Each line of the material must be repeated precisely, with the pictures left out.

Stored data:
━━━

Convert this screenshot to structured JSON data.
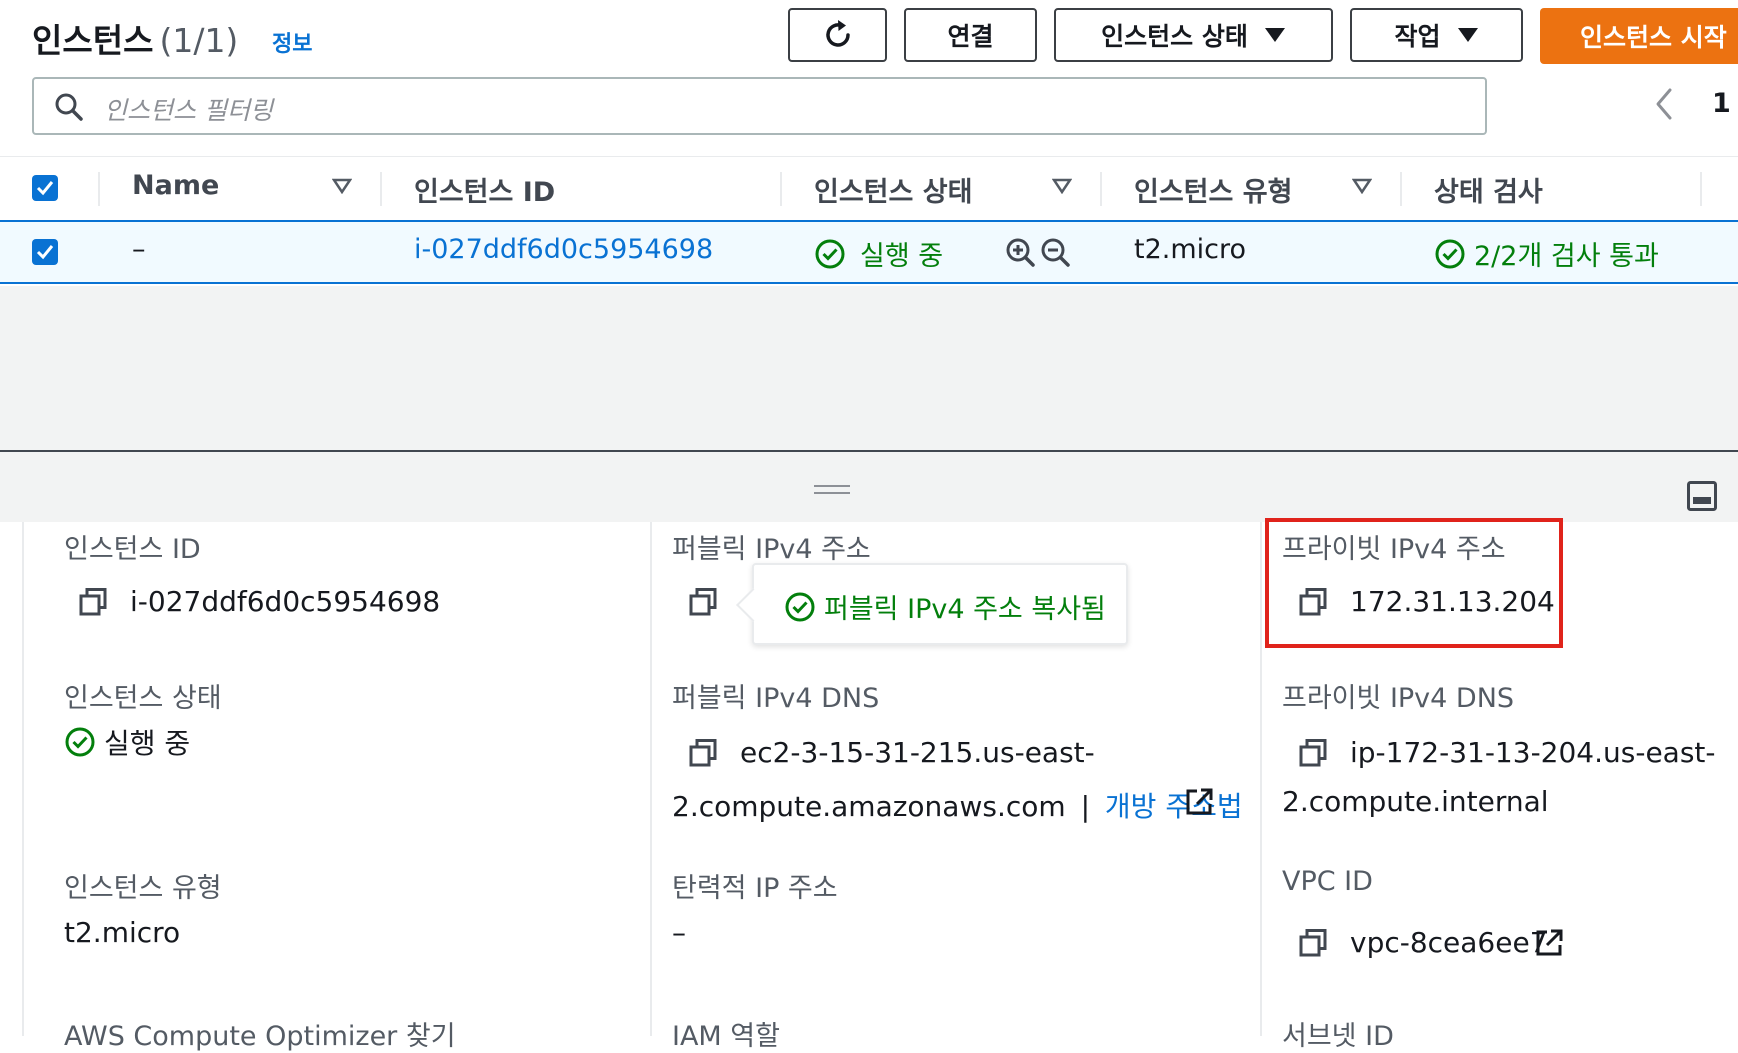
{
  "header": {
    "title": "인스턴스",
    "count": "(1/1)",
    "info_link": "정보",
    "buttons": {
      "connect": "연결",
      "instance_state": "인스턴스 상태",
      "actions": "작업",
      "launch": "인스턴스 시작"
    }
  },
  "search": {
    "placeholder": "인스턴스 필터링"
  },
  "pagination": {
    "page": "1"
  },
  "table": {
    "columns": [
      "Name",
      "인스턴스 ID",
      "인스턴스 상태",
      "인스턴스 유형",
      "상태 검사"
    ],
    "rows": [
      {
        "name": "–",
        "instance_id": "i-027ddf6d0c5954698",
        "state": "실행 중",
        "type": "t2.micro",
        "status_check": "2/2개 검사 통과"
      }
    ]
  },
  "details": {
    "col1": {
      "instance_id_label": "인스턴스 ID",
      "instance_id": "i-027ddf6d0c5954698",
      "state_label": "인스턴스 상태",
      "state": "실행 중",
      "type_label": "인스턴스 유형",
      "type": "t2.micro",
      "optimizer_label": "AWS Compute Optimizer 찾기"
    },
    "col2": {
      "public_ip_label": "퍼블릭 IPv4 주소",
      "tooltip": "퍼블릭 IPv4 주소 복사됨",
      "public_dns_label": "퍼블릭 IPv4 DNS",
      "public_dns_line1": "ec2-3-15-31-215.us-east-",
      "public_dns_line2": "2.compute.amazonaws.com",
      "separator": "|",
      "open_address": "개방 주소법",
      "elastic_ip_label": "탄력적 IP 주소",
      "elastic_ip": "–",
      "iam_label": "IAM 역할"
    },
    "col3": {
      "private_ip_label": "프라이빗 IPv4 주소",
      "private_ip": "172.31.13.204",
      "private_dns_label": "프라이빗 IPv4 DNS",
      "private_dns_line1": "ip-172-31-13-204.us-east-",
      "private_dns_line2": "2.compute.internal",
      "vpc_label": "VPC ID",
      "vpc_id": "vpc-8cea6ee7",
      "subnet_label": "서브넷 ID"
    }
  },
  "colors": {
    "link": "#0972d3",
    "success": "#037f0c",
    "primary_button": "#ec7211",
    "highlight": "#e0231b"
  },
  "icons": [
    "refresh-icon",
    "caret-down-icon",
    "search-icon",
    "chevron-left-icon",
    "check-icon",
    "sort-icon",
    "zoom-in-icon",
    "zoom-out-icon",
    "check-circle-icon",
    "copy-icon",
    "external-link-icon",
    "drag-handle-icon",
    "panel-toggle-icon"
  ]
}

━━━

**Solution for this problem:**
Convert this screenshot to structured JSON data.
{
  "header": {
    "title": "인스턴스",
    "count": "(1/1)",
    "info_link": "정보",
    "buttons": {
      "connect": "연결",
      "instance_state": "인스턴스 상태",
      "actions": "작업",
      "launch": "인스턴스 시작"
    }
  },
  "search": {
    "placeholder": "인스턴스 필터링"
  },
  "pagination": {
    "page": "1"
  },
  "table": {
    "columns": [
      "Name",
      "인스턴스 ID",
      "인스턴스 상태",
      "인스턴스 유형",
      "상태 검사"
    ],
    "rows": [
      {
        "name": "–",
        "instance_id": "i-027ddf6d0c5954698",
        "state": "실행 중",
        "type": "t2.micro",
        "status_check": "2/2개 검사 통과"
      }
    ]
  },
  "details": {
    "col1": {
      "instance_id_label": "인스턴스 ID",
      "instance_id": "i-027ddf6d0c5954698",
      "state_label": "인스턴스 상태",
      "state": "실행 중",
      "type_label": "인스턴스 유형",
      "type": "t2.micro",
      "optimizer_label": "AWS Compute Optimizer 찾기"
    },
    "col2": {
      "public_ip_label": "퍼블릭 IPv4 주소",
      "tooltip": "퍼블릭 IPv4 주소 복사됨",
      "public_dns_label": "퍼블릭 IPv4 DNS",
      "public_dns_line1": "ec2-3-15-31-215.us-east-",
      "public_dns_line2": "2.compute.amazonaws.com",
      "separator": "|",
      "open_address": "개방 주소법",
      "elastic_ip_label": "탄력적 IP 주소",
      "elastic_ip": "–",
      "iam_label": "IAM 역할"
    },
    "col3": {
      "private_ip_label": "프라이빗 IPv4 주소",
      "private_ip": "172.31.13.204",
      "private_dns_label": "프라이빗 IPv4 DNS",
      "private_dns_line1": "ip-172-31-13-204.us-east-",
      "private_dns_line2": "2.compute.internal",
      "vpc_label": "VPC ID",
      "vpc_id": "vpc-8cea6ee7",
      "subnet_label": "서브넷 ID"
    }
  },
  "colors": {
    "link": "#0972d3",
    "success": "#037f0c",
    "primary_button": "#ec7211",
    "highlight": "#e0231b"
  },
  "icons": [
    "refresh-icon",
    "caret-down-icon",
    "search-icon",
    "chevron-left-icon",
    "check-icon",
    "sort-icon",
    "zoom-in-icon",
    "zoom-out-icon",
    "check-circle-icon",
    "copy-icon",
    "external-link-icon",
    "drag-handle-icon",
    "panel-toggle-icon"
  ]
}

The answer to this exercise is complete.